## Required task
Exact repetition of every entry is required.

## Dataset

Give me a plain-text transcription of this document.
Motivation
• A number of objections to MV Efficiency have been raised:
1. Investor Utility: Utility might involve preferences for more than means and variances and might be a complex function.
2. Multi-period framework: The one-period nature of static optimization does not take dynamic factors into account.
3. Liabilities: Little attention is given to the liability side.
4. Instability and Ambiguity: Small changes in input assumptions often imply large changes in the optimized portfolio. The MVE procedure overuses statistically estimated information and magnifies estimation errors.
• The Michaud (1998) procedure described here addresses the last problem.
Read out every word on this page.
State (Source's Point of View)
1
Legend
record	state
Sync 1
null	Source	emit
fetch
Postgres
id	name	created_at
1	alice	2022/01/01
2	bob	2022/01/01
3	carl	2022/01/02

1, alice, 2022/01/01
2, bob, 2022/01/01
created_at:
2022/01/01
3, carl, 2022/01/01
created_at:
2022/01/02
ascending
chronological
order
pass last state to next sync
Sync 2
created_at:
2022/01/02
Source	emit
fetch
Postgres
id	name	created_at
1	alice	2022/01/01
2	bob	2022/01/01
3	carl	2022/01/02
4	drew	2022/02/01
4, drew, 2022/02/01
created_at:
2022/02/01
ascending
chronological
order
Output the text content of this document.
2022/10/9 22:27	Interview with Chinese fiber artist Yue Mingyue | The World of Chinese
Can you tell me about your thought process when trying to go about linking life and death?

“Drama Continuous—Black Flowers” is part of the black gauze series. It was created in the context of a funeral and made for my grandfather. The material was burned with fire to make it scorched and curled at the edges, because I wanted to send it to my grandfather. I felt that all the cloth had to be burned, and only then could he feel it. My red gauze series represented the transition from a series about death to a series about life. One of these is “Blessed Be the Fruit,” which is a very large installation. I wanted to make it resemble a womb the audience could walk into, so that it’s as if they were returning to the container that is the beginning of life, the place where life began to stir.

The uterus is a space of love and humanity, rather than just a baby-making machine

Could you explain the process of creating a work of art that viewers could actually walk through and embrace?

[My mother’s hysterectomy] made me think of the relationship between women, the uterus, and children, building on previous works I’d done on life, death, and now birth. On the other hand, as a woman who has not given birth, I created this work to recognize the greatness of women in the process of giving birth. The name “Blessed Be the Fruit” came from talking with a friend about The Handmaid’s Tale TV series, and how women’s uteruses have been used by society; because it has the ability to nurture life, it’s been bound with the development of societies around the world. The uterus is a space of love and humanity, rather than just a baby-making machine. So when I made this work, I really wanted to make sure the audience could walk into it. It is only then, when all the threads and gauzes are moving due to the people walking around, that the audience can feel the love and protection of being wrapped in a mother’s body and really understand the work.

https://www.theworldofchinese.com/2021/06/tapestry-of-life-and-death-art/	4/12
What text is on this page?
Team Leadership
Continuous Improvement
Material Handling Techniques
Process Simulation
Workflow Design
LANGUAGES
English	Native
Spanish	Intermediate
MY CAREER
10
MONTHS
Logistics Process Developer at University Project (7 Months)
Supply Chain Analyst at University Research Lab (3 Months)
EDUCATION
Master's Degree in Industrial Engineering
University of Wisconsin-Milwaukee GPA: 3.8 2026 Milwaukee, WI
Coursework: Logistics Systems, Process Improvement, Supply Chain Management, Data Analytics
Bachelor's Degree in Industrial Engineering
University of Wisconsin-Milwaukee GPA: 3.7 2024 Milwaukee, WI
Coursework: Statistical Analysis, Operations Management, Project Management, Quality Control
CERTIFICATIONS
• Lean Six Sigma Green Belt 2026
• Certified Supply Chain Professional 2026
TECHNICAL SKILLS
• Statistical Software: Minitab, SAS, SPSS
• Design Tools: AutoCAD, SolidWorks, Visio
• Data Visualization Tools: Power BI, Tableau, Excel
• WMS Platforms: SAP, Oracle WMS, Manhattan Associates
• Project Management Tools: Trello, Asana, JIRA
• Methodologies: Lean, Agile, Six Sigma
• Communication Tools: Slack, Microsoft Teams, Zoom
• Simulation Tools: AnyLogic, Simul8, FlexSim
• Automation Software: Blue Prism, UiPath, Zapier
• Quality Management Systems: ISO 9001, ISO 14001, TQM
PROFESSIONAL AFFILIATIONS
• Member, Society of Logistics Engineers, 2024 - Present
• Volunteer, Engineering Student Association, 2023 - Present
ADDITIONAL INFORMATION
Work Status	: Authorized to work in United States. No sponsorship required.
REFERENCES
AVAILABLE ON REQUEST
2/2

## The response
Give me a plain-text transcription of this document.
Motivation
• A number of objections to MV Efficiency have been raised:
1. Investor Utility: Utility might involve preferences for more than means and variances and might be a complex function.
2. Multi-period framework: The one-period nature of static optimization does not take dynamic factors into account.
3. Liabilities: Little attention is given to the liability side.
4. Instability and Ambiguity: Small changes in input assumptions often imply large changes in the optimized portfolio. The MVE procedure overuses statistically estimated information and magnifies estimation errors.
• The Michaud (1998) procedure described here addresses the last problem.
Read out every word on this page.
State (Source's Point of View)
1
Legend
record	state
Sync 1
null	Source	emit
fetch
Postgres
id	name	created_at
1	alice	2022/01/01
2	bob	2022/01/01
3	carl	2022/01/02

1, alice, 2022/01/01
2, bob, 2022/01/01
created_at:
2022/01/01
3, carl, 2022/01/01
created_at:
2022/01/02
ascending
chronological
order
pass last state to next sync
Sync 2
created_at:
2022/01/02
Source	emit
fetch
Postgres
id	name	created_at
1	alice	2022/01/01
2	bob	2022/01/01
3	carl	2022/01/02
4	drew	2022/02/01
4, drew, 2022/02/01
created_at:
2022/02/01
ascending
chronological
order
Output the text content of this document.
2022/10/9 22:27	Interview with Chinese fiber artist Yue Mingyue | The World of Chinese
Can you tell me about your thought process when trying to go about linking life and death?

“Drama Continuous—Black Flowers” is part of the black gauze series. It was created in the context of a funeral and made for my grandfather. The material was burned with fire to make it scorched and curled at the edges, because I wanted to send it to my grandfather. I felt that all the cloth had to be burned, and only then could he feel it. My red gauze series represented the transition from a series about death to a series about life. One of these is “Blessed Be the Fruit,” which is a very large installation. I wanted to make it resemble a womb the audience could walk into, so that it’s as if they were returning to the container that is the beginning of life, the place where life began to stir.

The uterus is a space of love and humanity, rather than just a baby-making machine

Could you explain the process of creating a work of art that viewers could actually walk through and embrace?

[My mother’s hysterectomy] made me think of the relationship between women, the uterus, and children, building on previous works I’d done on life, death, and now birth. On the other hand, as a woman who has not given birth, I created this work to recognize the greatness of women in the process of giving birth. The name “Blessed Be the Fruit” came from talking with a friend about The Handmaid’s Tale TV series, and how women’s uteruses have been used by society; because it has the ability to nurture life, it’s been bound with the development of societies around the world. The uterus is a space of love and humanity, rather than just a baby-making machine. So when I made this work, I really wanted to make sure the audience could walk into it. It is only then, when all the threads and gauzes are moving due to the people walking around, that the audience can feel the love and protection of being wrapped in a mother’s body and really understand the work.

https://www.theworldofchinese.com/2021/06/tapestry-of-life-and-death-art/	4/12
What text is on this page?
Team Leadership
Continuous Improvement
Material Handling Techniques
Process Simulation
Workflow Design
LANGUAGES
English	Native
Spanish	Intermediate
MY CAREER
10
MONTHS
Logistics Process Developer at University Project (7 Months)
Supply Chain Analyst at University Research Lab (3 Months)
EDUCATION
Master's Degree in Industrial Engineering
University of Wisconsin-Milwaukee GPA: 3.8 2026 Milwaukee, WI
Coursework: Logistics Systems, Process Improvement, Supply Chain Management, Data Analytics
Bachelor's Degree in Industrial Engineering
University of Wisconsin-Milwaukee GPA: 3.7 2024 Milwaukee, WI
Coursework: Statistical Analysis, Operations Management, Project Management, Quality Control
CERTIFICATIONS
• Lean Six Sigma Green Belt 2026
• Certified Supply Chain Professional 2026
TECHNICAL SKILLS
• Statistical Software: Minitab, SAS, SPSS
• Design Tools: AutoCAD, SolidWorks, Visio
• Data Visualization Tools: Power BI, Tableau, Excel
• WMS Platforms: SAP, Oracle WMS, Manhattan Associates
• Project Management Tools: Trello, Asana, JIRA
• Methodologies: Lean, Agile, Six Sigma
• Communication Tools: Slack, Microsoft Teams, Zoom
• Simulation Tools: AnyLogic, Simul8, FlexSim
• Automation Software: Blue Prism, UiPath, Zapier
• Quality Management Systems: ISO 9001, ISO 14001, TQM
PROFESSIONAL AFFILIATIONS
• Member, Society of Logistics Engineers, 2024 - Present
• Volunteer, Engineering Student Association, 2023 - Present
ADDITIONAL INFORMATION
Work Status	: Authorized to work in United States. No sponsorship required.
REFERENCES
AVAILABLE ON REQUEST
2/2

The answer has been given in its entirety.